■ DATA LISTING ■
+++
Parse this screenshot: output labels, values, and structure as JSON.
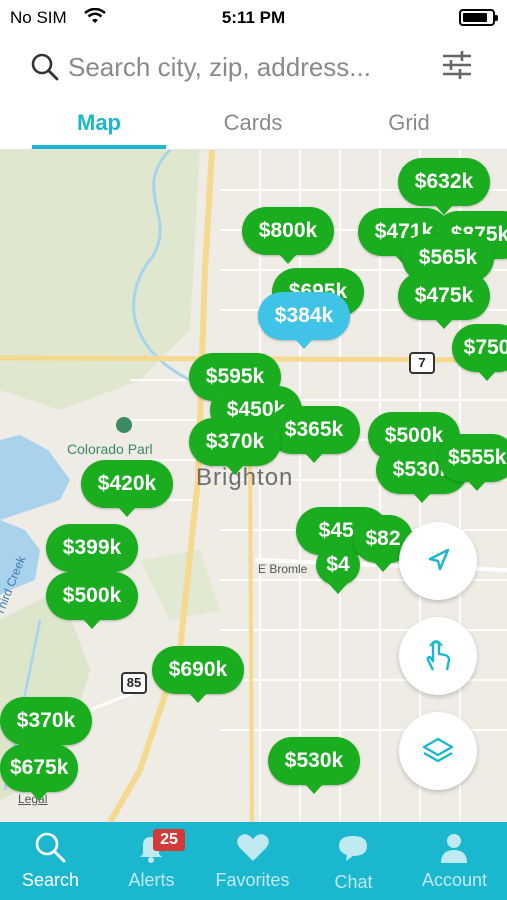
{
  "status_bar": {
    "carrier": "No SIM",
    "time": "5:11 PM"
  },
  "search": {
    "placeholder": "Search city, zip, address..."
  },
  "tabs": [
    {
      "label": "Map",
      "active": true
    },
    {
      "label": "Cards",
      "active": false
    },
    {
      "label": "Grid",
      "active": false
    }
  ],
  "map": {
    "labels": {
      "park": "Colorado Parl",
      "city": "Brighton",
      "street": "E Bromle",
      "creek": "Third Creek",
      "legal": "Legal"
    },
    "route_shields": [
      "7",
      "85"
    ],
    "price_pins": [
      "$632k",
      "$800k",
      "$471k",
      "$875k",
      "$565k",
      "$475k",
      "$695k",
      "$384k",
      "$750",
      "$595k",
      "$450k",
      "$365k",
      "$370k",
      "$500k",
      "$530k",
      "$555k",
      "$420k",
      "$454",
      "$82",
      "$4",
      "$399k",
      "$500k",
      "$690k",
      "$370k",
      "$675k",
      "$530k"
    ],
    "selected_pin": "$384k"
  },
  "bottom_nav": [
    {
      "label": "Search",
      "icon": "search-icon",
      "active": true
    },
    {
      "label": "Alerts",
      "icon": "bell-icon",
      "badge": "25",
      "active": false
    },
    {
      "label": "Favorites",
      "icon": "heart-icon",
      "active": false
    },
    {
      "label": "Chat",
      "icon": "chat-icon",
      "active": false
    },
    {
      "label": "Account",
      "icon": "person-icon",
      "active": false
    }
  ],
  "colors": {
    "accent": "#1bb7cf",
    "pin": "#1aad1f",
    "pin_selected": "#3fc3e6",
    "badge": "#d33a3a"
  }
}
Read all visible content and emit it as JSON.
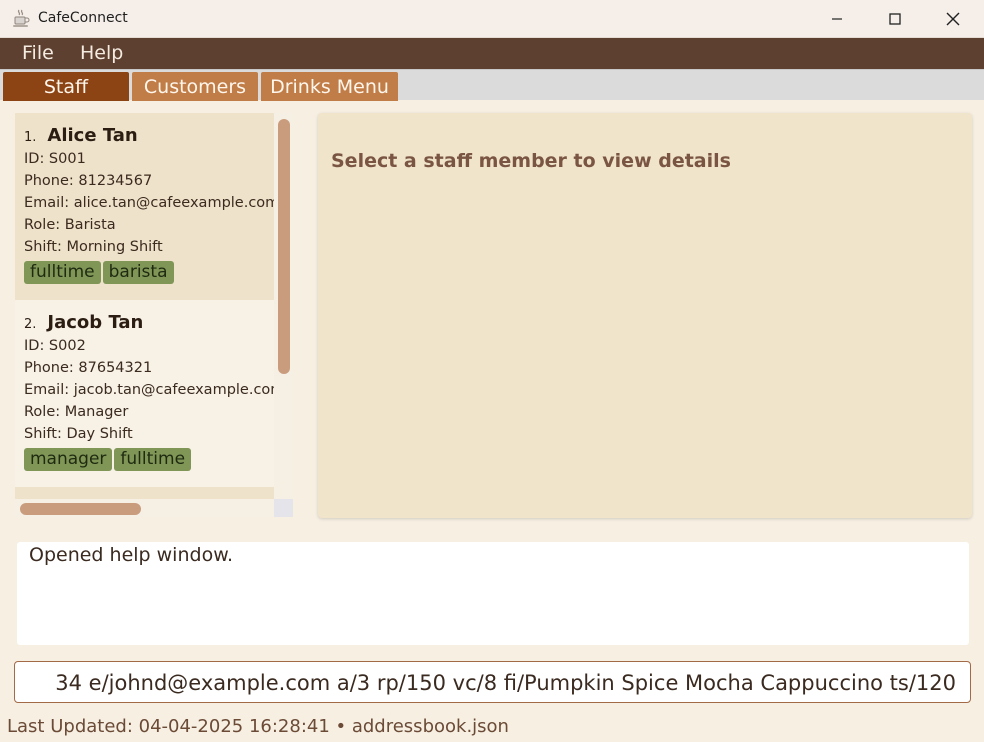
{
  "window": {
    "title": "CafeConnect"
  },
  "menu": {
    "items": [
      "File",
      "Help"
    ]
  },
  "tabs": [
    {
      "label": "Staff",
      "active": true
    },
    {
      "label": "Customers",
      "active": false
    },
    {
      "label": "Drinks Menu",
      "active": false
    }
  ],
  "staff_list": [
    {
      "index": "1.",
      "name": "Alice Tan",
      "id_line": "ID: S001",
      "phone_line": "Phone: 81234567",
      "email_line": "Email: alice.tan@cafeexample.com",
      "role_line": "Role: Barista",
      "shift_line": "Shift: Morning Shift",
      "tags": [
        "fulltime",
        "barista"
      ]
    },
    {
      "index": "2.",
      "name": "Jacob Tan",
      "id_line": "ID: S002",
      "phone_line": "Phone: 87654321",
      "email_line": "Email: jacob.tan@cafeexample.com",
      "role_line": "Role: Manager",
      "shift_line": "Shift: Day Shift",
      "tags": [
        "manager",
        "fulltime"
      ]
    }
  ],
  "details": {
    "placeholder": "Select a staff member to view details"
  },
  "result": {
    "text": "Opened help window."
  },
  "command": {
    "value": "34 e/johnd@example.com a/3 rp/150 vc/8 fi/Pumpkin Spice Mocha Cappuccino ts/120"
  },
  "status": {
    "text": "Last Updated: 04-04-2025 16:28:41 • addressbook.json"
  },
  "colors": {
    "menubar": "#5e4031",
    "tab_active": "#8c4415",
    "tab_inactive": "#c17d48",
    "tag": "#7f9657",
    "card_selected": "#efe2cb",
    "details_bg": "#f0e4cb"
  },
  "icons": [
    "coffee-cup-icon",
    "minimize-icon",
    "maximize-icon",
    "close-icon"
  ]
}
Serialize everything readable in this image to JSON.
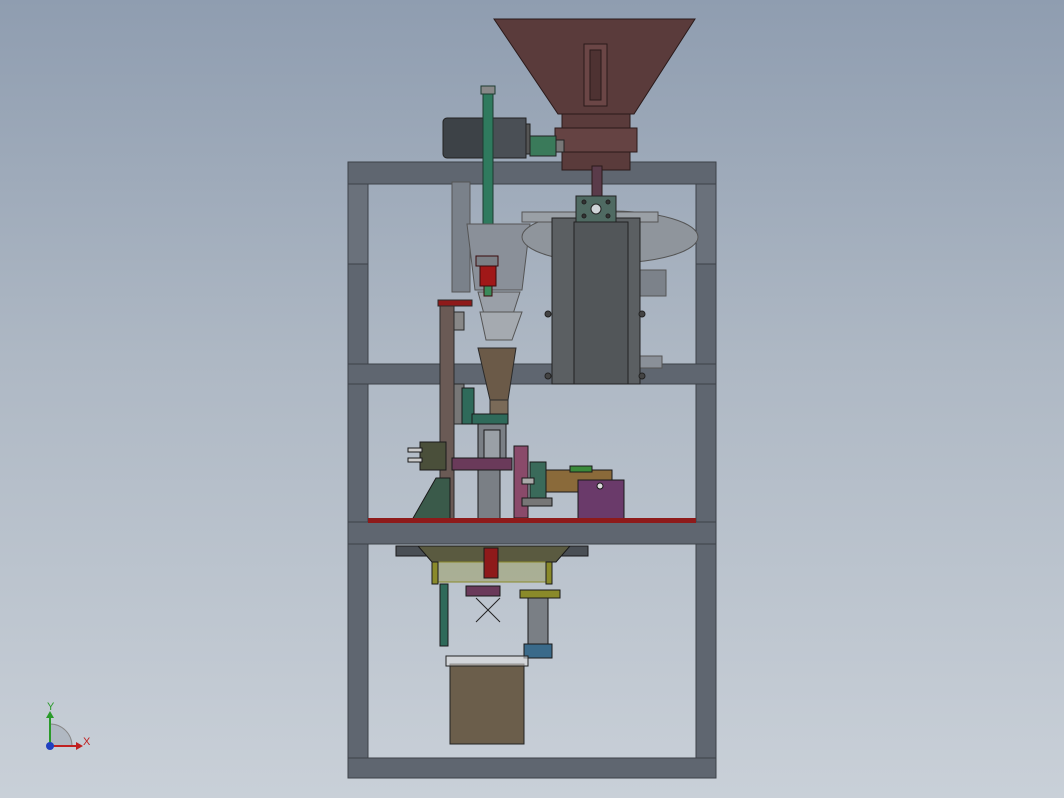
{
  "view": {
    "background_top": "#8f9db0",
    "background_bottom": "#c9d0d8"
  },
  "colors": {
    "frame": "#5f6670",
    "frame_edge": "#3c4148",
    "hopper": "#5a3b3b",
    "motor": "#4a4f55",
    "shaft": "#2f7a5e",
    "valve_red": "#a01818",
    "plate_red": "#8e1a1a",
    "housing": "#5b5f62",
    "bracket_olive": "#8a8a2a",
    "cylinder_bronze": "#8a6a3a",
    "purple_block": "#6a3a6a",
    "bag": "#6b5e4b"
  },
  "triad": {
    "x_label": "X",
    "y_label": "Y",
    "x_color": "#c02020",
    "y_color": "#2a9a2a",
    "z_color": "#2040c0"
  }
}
+++
■ DESCRIPTION OF THE TASK ■
Omitting all images, retype each line of the records precisely.

■ TASK RESULT ■
Parse this screenshot: output labels, values, and structure as JSON.
{
  "status_bar": {
    "carrier": "No SIM",
    "time": "5:11 PM"
  },
  "search": {
    "placeholder": "Search city, zip, address..."
  },
  "tabs": [
    {
      "label": "Map",
      "active": true
    },
    {
      "label": "Cards",
      "active": false
    },
    {
      "label": "Grid",
      "active": false
    }
  ],
  "map": {
    "labels": {
      "park": "Colorado Parl",
      "city": "Brighton",
      "street": "E Bromle",
      "creek": "Third Creek",
      "legal": "Legal"
    },
    "route_shields": [
      "7",
      "85"
    ],
    "price_pins": [
      "$632k",
      "$800k",
      "$471k",
      "$875k",
      "$565k",
      "$475k",
      "$695k",
      "$384k",
      "$750",
      "$595k",
      "$450k",
      "$365k",
      "$370k",
      "$500k",
      "$530k",
      "$555k",
      "$420k",
      "$454",
      "$82",
      "$4",
      "$399k",
      "$500k",
      "$690k",
      "$370k",
      "$675k",
      "$530k"
    ],
    "selected_pin": "$384k"
  },
  "bottom_nav": [
    {
      "label": "Search",
      "icon": "search-icon",
      "active": true
    },
    {
      "label": "Alerts",
      "icon": "bell-icon",
      "badge": "25",
      "active": false
    },
    {
      "label": "Favorites",
      "icon": "heart-icon",
      "active": false
    },
    {
      "label": "Chat",
      "icon": "chat-icon",
      "active": false
    },
    {
      "label": "Account",
      "icon": "person-icon",
      "active": false
    }
  ],
  "colors": {
    "accent": "#1bb7cf",
    "pin": "#1aad1f",
    "pin_selected": "#3fc3e6",
    "badge": "#d33a3a"
  }
}
Read all visible content and emit it as JSON.
{
  "window": {
    "title": "CafeConnect"
  },
  "menu": {
    "items": [
      "File",
      "Help"
    ]
  },
  "tabs": [
    {
      "label": "Staff",
      "active": true
    },
    {
      "label": "Customers",
      "active": false
    },
    {
      "label": "Drinks Menu",
      "active": false
    }
  ],
  "staff_list": [
    {
      "index": "1.",
      "name": "Alice Tan",
      "id_line": "ID: S001",
      "phone_line": "Phone: 81234567",
      "email_line": "Email: alice.tan@cafeexample.com",
      "role_line": "Role: Barista",
      "shift_line": "Shift: Morning Shift",
      "tags": [
        "fulltime",
        "barista"
      ]
    },
    {
      "index": "2.",
      "name": "Jacob Tan",
      "id_line": "ID: S002",
      "phone_line": "Phone: 87654321",
      "email_line": "Email: jacob.tan@cafeexample.com",
      "role_line": "Role: Manager",
      "shift_line": "Shift: Day Shift",
      "tags": [
        "manager",
        "fulltime"
      ]
    }
  ],
  "details": {
    "placeholder": "Select a staff member to view details"
  },
  "result": {
    "text": "Opened help window."
  },
  "command": {
    "value": "34 e/johnd@example.com a/3 rp/150 vc/8 fi/Pumpkin Spice Mocha Cappuccino ts/120"
  },
  "status": {
    "text": "Last Updated: 04-04-2025 16:28:41 • addressbook.json"
  },
  "colors": {
    "menubar": "#5e4031",
    "tab_active": "#8c4415",
    "tab_inactive": "#c17d48",
    "tag": "#7f9657",
    "card_selected": "#efe2cb",
    "details_bg": "#f0e4cb"
  },
  "icons": [
    "coffee-cup-icon",
    "minimize-icon",
    "maximize-icon",
    "close-icon"
  ]
}
Serialize everything readable in this image to JSON.
{
  "view": {
    "background_top": "#8f9db0",
    "background_bottom": "#c9d0d8"
  },
  "colors": {
    "frame": "#5f6670",
    "frame_edge": "#3c4148",
    "hopper": "#5a3b3b",
    "motor": "#4a4f55",
    "shaft": "#2f7a5e",
    "valve_red": "#a01818",
    "plate_red": "#8e1a1a",
    "housing": "#5b5f62",
    "bracket_olive": "#8a8a2a",
    "cylinder_bronze": "#8a6a3a",
    "purple_block": "#6a3a6a",
    "bag": "#6b5e4b"
  },
  "triad": {
    "x_label": "X",
    "y_label": "Y",
    "x_color": "#c02020",
    "y_color": "#2a9a2a",
    "z_color": "#2040c0"
  }
}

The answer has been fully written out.